What you should do -> Tally all lines containing the word "参编单位". Give the number alone.
━━━━━━━━
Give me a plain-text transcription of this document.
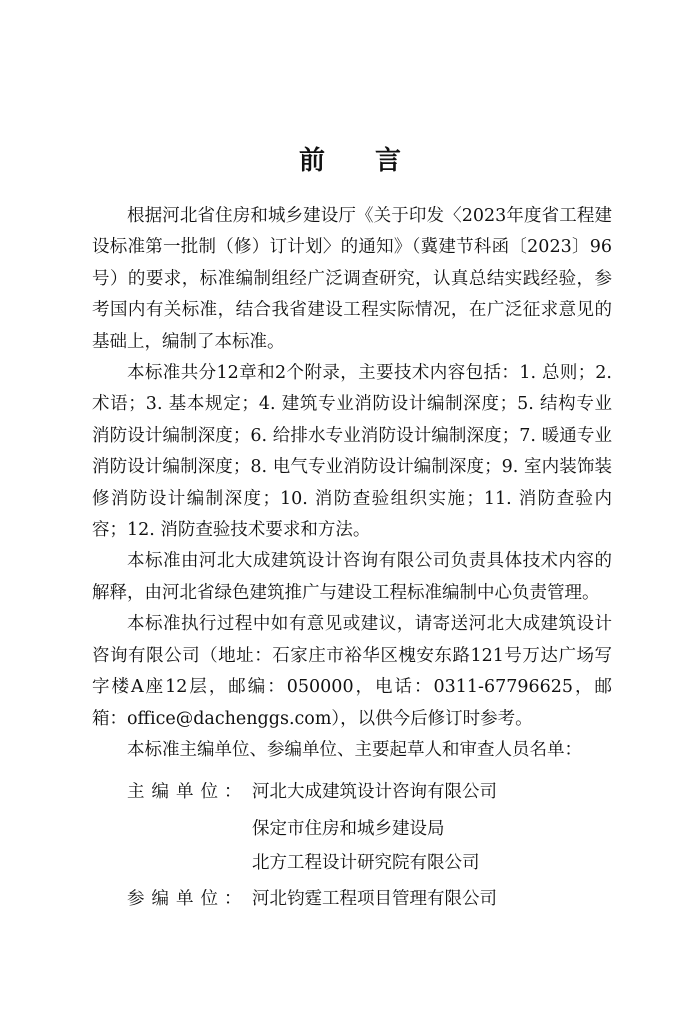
前 言

根据河北省住房和城乡建设厅《关于印发〈2023年度省工程建设标准第一批制（修）订计划〉的通知》（冀建节科函〔2023〕96号）的要求，标准编制组经广泛调查研究，认真总结实践经验，参考国内有关标准，结合我省建设工程实际情况，在广泛征求意见的基础上，编制了本标准。

本标准共分12章和2个附录，主要技术内容包括：1. 总则；2. 术语；3. 基本规定；4. 建筑专业消防设计编制深度；5. 结构专业消防设计编制深度；6. 给排水专业消防设计编制深度；7. 暖通专业消防设计编制深度；8. 电气专业消防设计编制深度；9. 室内装饰装修消防设计编制深度；10. 消防查验组织实施；11. 消防查验内容；12. 消防查验技术要求和方法。

本标准由河北大成建筑设计咨询有限公司负责具体技术内容的解释，由河北省绿色建筑推广与建设工程标准编制中心负责管理。

本标准执行过程中如有意见或建议，请寄送河北大成建筑设计咨询有限公司（地址：石家庄市裕华区槐安东路121号万达广场写字楼A座12层，邮编：050000，电话：0311-67796625，邮箱：office@dachenggs.com），以供今后修订时参考。

本标准主编单位、参编单位、主要起草人和审查人员名单：

主编单位 ： 河北大成建筑设计咨询有限公司
保定市住房和城乡建设局
北方工程设计研究院有限公司
参编单位 ： 河北钧霆工程项目管理有限公司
━━━━━━━━
Task answer -> 2